**RECORD EXTRACTS**
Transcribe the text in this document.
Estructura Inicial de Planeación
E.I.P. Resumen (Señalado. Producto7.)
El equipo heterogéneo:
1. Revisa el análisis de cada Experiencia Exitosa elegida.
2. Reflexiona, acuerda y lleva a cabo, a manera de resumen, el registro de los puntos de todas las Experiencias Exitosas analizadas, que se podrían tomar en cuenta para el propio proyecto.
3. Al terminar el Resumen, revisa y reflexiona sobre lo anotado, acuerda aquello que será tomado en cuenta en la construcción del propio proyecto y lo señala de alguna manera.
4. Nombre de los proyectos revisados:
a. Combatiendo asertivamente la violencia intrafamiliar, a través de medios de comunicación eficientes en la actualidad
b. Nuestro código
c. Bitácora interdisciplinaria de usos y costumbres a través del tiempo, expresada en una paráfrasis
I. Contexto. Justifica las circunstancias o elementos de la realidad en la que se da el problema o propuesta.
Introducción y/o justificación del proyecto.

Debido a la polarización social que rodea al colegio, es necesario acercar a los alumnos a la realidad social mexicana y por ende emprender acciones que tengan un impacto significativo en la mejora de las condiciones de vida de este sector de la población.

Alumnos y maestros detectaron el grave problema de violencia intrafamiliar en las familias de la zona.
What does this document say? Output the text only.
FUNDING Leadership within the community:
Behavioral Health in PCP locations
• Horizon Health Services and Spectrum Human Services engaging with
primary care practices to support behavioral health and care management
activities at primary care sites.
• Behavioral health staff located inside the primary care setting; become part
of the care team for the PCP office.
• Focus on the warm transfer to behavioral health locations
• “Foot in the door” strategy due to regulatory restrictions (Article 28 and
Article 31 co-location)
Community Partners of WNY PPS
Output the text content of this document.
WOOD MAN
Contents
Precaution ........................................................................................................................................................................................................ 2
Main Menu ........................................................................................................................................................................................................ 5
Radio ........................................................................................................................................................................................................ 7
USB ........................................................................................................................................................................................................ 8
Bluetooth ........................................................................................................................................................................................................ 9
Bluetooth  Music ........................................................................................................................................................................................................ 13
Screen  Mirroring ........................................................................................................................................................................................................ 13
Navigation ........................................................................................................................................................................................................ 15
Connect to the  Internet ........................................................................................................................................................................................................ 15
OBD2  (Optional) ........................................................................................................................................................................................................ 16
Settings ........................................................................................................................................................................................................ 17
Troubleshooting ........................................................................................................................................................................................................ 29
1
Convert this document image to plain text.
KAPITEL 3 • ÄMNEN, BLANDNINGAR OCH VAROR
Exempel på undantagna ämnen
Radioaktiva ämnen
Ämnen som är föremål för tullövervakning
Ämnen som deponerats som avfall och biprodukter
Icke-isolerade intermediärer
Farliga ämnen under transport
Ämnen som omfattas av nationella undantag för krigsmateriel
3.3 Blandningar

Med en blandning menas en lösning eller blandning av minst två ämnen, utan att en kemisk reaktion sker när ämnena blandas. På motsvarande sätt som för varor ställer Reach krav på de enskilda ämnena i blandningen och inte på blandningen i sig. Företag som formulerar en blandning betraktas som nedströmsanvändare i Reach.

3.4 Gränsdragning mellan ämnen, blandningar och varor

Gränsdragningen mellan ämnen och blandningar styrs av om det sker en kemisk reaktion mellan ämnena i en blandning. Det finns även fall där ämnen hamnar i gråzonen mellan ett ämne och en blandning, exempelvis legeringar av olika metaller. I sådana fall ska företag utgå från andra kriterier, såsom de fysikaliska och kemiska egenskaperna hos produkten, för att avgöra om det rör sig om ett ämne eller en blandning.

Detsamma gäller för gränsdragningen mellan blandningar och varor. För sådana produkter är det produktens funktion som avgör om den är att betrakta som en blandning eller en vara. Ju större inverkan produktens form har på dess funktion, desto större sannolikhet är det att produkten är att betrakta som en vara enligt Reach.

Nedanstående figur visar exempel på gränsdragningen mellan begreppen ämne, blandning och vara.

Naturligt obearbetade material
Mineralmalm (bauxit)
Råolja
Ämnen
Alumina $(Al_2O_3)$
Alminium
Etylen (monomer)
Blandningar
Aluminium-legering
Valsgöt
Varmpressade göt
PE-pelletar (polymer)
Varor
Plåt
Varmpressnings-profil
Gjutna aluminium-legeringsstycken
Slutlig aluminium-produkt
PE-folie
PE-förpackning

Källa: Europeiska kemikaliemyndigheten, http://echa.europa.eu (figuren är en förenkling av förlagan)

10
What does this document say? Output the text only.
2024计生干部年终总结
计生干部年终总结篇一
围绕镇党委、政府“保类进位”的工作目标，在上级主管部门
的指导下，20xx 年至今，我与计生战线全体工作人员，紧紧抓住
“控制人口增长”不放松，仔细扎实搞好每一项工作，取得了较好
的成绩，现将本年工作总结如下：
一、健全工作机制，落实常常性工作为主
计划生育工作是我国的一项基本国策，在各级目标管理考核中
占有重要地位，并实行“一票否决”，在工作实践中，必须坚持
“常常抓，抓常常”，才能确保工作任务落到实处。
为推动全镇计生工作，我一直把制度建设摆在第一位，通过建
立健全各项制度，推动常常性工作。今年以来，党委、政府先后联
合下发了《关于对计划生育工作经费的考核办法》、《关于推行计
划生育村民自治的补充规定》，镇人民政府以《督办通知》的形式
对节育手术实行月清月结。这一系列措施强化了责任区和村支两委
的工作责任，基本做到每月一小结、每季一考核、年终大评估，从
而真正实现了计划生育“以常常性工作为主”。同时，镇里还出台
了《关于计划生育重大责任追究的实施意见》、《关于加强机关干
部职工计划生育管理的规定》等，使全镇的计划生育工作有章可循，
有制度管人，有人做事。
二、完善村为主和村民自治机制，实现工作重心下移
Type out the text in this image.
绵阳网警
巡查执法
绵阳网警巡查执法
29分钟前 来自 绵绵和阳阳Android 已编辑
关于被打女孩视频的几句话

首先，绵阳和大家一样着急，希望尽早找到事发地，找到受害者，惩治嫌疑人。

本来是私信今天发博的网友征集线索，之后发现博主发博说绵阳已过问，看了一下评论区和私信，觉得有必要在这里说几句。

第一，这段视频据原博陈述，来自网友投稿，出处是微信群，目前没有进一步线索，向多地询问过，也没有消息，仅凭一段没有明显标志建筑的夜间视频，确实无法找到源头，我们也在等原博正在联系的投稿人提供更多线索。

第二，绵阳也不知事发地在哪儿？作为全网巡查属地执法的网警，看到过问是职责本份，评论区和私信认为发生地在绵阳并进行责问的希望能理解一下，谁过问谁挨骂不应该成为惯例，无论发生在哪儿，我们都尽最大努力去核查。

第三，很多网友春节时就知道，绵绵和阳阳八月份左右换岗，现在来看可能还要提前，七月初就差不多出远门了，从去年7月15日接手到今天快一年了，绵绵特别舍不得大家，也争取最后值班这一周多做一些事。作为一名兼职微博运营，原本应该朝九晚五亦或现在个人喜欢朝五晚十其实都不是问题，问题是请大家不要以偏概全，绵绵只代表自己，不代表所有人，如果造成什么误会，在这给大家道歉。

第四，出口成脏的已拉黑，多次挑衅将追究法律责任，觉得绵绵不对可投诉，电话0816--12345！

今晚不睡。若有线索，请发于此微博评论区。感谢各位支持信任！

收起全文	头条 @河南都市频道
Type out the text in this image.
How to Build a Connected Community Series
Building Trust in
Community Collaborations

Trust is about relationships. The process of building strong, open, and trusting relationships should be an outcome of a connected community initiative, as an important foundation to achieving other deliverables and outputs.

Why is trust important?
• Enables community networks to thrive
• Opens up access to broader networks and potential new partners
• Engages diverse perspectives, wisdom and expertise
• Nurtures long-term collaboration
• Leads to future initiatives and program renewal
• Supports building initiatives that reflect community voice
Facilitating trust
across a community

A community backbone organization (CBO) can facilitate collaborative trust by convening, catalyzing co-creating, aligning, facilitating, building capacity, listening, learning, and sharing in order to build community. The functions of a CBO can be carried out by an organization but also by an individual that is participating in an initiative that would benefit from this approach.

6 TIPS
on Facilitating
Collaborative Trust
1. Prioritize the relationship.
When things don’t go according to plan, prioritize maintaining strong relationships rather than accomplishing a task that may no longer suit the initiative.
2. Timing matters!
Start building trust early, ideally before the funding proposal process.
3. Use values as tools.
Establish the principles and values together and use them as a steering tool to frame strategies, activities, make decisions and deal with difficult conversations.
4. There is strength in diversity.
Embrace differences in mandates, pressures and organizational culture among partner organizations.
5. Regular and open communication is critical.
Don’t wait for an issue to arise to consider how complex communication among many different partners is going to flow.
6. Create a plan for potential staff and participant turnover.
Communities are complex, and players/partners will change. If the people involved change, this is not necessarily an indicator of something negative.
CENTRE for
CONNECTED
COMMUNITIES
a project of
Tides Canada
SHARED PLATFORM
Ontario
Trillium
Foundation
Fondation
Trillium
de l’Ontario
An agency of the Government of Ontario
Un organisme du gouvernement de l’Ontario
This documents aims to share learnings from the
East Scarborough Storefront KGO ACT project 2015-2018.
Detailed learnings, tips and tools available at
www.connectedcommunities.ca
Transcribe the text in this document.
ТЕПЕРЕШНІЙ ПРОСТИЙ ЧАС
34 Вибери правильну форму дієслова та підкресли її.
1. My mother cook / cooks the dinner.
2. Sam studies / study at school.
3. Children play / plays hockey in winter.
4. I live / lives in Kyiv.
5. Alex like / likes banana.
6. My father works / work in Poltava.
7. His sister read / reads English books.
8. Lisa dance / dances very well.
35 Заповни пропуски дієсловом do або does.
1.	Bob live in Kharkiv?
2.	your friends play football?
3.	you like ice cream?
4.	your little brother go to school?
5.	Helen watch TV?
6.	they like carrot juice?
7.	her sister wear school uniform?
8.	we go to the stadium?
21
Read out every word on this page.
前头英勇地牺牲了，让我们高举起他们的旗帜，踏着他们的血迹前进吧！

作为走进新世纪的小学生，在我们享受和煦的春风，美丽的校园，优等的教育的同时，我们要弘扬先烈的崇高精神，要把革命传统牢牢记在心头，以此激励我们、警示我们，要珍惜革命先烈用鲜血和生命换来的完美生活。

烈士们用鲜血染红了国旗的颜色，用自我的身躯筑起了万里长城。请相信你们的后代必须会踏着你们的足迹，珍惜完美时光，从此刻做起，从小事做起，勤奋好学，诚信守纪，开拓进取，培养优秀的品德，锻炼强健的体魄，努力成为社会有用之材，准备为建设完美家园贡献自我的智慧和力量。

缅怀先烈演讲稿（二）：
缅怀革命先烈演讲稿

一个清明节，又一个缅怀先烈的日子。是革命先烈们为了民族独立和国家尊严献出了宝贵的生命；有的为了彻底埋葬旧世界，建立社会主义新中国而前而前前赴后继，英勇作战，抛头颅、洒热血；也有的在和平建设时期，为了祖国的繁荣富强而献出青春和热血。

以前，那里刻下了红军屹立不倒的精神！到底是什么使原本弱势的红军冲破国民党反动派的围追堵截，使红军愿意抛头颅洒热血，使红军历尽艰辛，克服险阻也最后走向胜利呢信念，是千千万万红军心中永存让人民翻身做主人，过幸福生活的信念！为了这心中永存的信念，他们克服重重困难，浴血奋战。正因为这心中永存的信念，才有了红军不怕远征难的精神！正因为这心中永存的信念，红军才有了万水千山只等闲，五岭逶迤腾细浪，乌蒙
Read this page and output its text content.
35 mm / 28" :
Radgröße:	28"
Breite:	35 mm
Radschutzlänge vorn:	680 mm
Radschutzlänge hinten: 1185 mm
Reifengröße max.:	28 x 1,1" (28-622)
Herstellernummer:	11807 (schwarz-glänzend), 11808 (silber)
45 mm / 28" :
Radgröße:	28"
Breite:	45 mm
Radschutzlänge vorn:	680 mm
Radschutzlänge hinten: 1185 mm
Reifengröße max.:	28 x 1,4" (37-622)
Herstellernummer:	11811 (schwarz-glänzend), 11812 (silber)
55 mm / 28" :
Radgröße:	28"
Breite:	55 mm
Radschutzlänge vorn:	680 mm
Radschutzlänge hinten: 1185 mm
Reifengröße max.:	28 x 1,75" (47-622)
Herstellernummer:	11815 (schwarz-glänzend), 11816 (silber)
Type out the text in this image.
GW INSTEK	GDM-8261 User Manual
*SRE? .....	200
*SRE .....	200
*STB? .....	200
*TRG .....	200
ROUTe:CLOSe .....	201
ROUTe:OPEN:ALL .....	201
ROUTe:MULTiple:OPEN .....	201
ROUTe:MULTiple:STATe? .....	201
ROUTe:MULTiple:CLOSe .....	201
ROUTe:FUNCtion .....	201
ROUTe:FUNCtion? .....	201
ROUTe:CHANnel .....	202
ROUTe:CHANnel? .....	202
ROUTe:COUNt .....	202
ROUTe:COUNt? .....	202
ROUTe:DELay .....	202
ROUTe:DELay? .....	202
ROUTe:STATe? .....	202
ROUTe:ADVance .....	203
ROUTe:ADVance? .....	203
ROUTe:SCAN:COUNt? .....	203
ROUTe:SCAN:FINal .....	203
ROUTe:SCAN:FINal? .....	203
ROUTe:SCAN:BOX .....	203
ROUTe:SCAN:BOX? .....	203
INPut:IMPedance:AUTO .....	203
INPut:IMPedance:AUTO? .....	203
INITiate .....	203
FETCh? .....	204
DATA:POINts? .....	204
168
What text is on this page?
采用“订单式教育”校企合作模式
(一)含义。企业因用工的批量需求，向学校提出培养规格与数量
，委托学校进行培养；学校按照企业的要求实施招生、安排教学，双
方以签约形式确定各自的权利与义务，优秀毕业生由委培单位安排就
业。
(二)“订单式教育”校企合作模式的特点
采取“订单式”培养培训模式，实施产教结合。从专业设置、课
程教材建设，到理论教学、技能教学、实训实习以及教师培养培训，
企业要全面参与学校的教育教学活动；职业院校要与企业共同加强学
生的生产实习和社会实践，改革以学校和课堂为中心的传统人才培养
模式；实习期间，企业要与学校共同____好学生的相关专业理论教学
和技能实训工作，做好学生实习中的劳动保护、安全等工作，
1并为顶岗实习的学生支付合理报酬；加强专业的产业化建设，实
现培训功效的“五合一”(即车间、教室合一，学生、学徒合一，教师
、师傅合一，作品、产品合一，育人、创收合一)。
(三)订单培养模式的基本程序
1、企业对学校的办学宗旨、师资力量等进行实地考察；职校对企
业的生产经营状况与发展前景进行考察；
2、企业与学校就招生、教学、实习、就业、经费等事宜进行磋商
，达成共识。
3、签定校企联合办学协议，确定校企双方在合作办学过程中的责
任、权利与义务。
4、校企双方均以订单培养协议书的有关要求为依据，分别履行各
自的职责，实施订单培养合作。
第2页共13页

**EXERCISE**
The answer should be a single number: the count of lines in the data that include the string "glänzend".

**PROBLEM SOLUTION**
3